* **EXCERPT**:
Older people need to watch out for ‘silent’ strokes after surgery

In a new study, researchers found that covert—or ‘silent’ – strokes are common in older people after they have elective, non-cardiac surgery.

The strokes can double their risk of cognitive decline one year later.

The research was conducted by a team from McMaster University.

While an overt stroke causes obvious symptoms, such as weakness in one arm or speech problems that last more than a day, a covert stroke is not obvious except on brain scans, such as MRI.

Each year, approximately 0.5% of the 50 million people age 65 years or greater worldwide who have major, non-cardiac surgery will suffer an overt stroke.

But until now little was known about the incidence or impacts of silent stroke after surgery.

In the new study, the team examined 1,114 patients aged 65 years and older from 12 centers in North and South America, Asia, New Zealand, and Europe.

All patients received an MRI within nine days of their surgery to look for imaging evidence of silent stroke.

The research team followed patients for one year after their surgery to assess their cognitive capabilities.

Source data

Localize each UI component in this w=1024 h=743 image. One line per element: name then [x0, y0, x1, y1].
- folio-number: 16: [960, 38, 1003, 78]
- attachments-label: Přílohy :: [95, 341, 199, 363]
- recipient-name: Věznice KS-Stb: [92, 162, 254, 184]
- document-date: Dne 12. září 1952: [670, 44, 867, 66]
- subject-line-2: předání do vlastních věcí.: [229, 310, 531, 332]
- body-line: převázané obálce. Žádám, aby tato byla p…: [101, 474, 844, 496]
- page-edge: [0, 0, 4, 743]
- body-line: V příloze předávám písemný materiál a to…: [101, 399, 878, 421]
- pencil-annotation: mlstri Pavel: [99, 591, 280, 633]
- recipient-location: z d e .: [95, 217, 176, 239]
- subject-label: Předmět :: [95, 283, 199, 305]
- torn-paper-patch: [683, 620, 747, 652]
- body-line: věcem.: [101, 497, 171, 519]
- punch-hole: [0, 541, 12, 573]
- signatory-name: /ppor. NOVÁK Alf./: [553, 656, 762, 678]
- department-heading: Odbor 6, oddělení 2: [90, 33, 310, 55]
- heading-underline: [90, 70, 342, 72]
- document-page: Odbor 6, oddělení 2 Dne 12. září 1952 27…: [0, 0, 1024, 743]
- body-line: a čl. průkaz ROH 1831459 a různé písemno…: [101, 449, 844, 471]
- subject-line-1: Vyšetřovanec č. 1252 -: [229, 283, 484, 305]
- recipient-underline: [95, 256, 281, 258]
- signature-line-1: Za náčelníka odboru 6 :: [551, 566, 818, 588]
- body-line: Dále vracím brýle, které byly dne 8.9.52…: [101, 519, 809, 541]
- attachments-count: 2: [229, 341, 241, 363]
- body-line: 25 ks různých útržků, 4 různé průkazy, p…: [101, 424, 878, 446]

* **WHAT TO WORK ON**:
Write the next part of the article about silent strokes after surgery, starting after its last sentence.

* **OUTPUT FOR THIS EXERCISE**:
They found that ‘silent’ covert strokes are actually more common than overt strokes in people aged 65 or older who have surgery.

About one in 14 people over age 65 who had elective, non-cardiac surgery had a silent stroke.

This suggests that as many as three million people in this age category globally suffer a covert stroke after surgery each year.

In addition, people who had a silent stroke after surgery were more likely to experience cognitive decline, peri-operative delirium, overt stroke or transient ischemic attack within one year, compared to patients who did not have a silent stroke.

The findings provide important insights into the development of vascular brain injury after surgery and adds to the mounting evidence of the importance of vascular health on cognitive decline.

Future work needs to find out how to prevent cognitive decline after surgery.

The lead author of the study is Dr. PJ Devereaux, a cardiologist at Hamilton Health Sciences (HHS).

The study is published in The Lancet.